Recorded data
■ ■ ■ ■ ■ ■ ■

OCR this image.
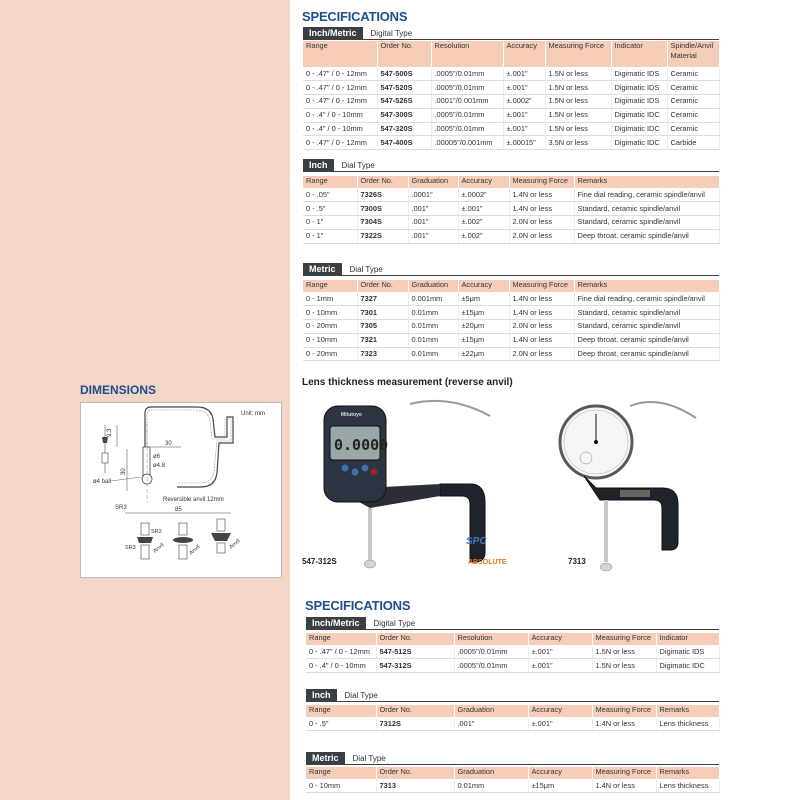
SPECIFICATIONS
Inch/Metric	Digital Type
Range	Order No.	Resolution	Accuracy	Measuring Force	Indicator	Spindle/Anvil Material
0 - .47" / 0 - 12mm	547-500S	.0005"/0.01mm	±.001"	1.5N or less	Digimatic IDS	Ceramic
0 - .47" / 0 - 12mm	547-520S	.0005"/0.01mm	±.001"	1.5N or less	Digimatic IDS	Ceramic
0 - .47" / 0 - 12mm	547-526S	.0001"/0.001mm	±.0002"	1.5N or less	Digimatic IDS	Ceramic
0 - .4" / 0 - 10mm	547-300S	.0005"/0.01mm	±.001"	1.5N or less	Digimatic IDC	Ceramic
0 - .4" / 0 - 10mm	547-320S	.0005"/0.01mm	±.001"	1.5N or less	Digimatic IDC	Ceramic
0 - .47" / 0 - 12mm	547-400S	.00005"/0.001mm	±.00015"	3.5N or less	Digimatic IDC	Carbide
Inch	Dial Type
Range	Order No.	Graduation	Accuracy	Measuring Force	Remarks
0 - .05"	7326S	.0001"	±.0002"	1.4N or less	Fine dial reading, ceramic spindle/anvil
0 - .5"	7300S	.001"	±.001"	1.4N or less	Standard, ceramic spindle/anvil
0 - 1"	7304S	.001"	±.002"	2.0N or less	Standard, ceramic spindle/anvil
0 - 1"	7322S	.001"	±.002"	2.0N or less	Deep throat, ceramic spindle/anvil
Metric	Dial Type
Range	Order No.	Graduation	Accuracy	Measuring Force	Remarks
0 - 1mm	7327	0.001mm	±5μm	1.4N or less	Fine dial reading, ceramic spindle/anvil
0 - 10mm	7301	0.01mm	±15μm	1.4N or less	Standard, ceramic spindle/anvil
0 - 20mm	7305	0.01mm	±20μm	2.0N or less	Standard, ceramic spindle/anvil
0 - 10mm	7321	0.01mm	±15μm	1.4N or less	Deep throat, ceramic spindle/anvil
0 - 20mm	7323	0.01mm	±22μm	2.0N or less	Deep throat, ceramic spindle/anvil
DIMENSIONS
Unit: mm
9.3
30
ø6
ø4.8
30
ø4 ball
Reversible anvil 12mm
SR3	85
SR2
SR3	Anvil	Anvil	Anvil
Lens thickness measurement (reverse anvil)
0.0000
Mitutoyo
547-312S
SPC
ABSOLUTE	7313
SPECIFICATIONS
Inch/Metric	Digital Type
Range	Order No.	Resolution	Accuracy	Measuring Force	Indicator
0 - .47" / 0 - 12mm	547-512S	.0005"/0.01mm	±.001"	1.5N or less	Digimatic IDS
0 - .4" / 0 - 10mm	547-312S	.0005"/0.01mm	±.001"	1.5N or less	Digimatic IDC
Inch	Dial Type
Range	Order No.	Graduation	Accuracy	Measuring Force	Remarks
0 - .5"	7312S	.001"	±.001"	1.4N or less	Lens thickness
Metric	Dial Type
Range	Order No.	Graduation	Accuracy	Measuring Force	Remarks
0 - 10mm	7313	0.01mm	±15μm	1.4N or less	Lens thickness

■ ■ ■ ■ ■ ■ ■

Aim of the exercise » Print all the records again exactly; do not include any picture.

The result »
OCR this image.
SPECIFICATIONS
Inch/Metric	Digital Type
Range	Order No.	Resolution	Accuracy	Measuring Force	Indicator	Spindle/Anvil Material
0 - .47" / 0 - 12mm	547-500S	.0005"/0.01mm	±.001"	1.5N or less	Digimatic IDS	Ceramic
0 - .47" / 0 - 12mm	547-520S	.0005"/0.01mm	±.001"	1.5N or less	Digimatic IDS	Ceramic
0 - .47" / 0 - 12mm	547-526S	.0001"/0.001mm	±.0002"	1.5N or less	Digimatic IDS	Ceramic
0 - .4" / 0 - 10mm	547-300S	.0005"/0.01mm	±.001"	1.5N or less	Digimatic IDC	Ceramic
0 - .4" / 0 - 10mm	547-320S	.0005"/0.01mm	±.001"	1.5N or less	Digimatic IDC	Ceramic
0 - .47" / 0 - 12mm	547-400S	.00005"/0.001mm	±.00015"	3.5N or less	Digimatic IDC	Carbide
Inch	Dial Type
Range	Order No.	Graduation	Accuracy	Measuring Force	Remarks
0 - .05"	7326S	.0001"	±.0002"	1.4N or less	Fine dial reading, ceramic spindle/anvil
0 - .5"	7300S	.001"	±.001"	1.4N or less	Standard, ceramic spindle/anvil
0 - 1"	7304S	.001"	±.002"	2.0N or less	Standard, ceramic spindle/anvil
0 - 1"	7322S	.001"	±.002"	2.0N or less	Deep throat, ceramic spindle/anvil
Metric	Dial Type
Range	Order No.	Graduation	Accuracy	Measuring Force	Remarks
0 - 1mm	7327	0.001mm	±5μm	1.4N or less	Fine dial reading, ceramic spindle/anvil
0 - 10mm	7301	0.01mm	±15μm	1.4N or less	Standard, ceramic spindle/anvil
0 - 20mm	7305	0.01mm	±20μm	2.0N or less	Standard, ceramic spindle/anvil
0 - 10mm	7321	0.01mm	±15μm	1.4N or less	Deep throat, ceramic spindle/anvil
0 - 20mm	7323	0.01mm	±22μm	2.0N or less	Deep throat, ceramic spindle/anvil
DIMENSIONS
Unit: mm
9.3
30
ø6
ø4.8
30
ø4 ball
Reversible anvil 12mm
SR3	85
SR2
SR3	Anvil	Anvil	Anvil
Lens thickness measurement (reverse anvil)
0.0000
Mitutoyo
547-312S
SPC
ABSOLUTE	7313
SPECIFICATIONS
Inch/Metric	Digital Type
Range	Order No.	Resolution	Accuracy	Measuring Force	Indicator
0 - .47" / 0 - 12mm	547-512S	.0005"/0.01mm	±.001"	1.5N or less	Digimatic IDS
0 - .4" / 0 - 10mm	547-312S	.0005"/0.01mm	±.001"	1.5N or less	Digimatic IDC
Inch	Dial Type
Range	Order No.	Graduation	Accuracy	Measuring Force	Remarks
0 - .5"	7312S	.001"	±.001"	1.4N or less	Lens thickness
Metric	Dial Type
Range	Order No.	Graduation	Accuracy	Measuring Force	Remarks
0 - 10mm	7313	0.01mm	±15μm	1.4N or less	Lens thickness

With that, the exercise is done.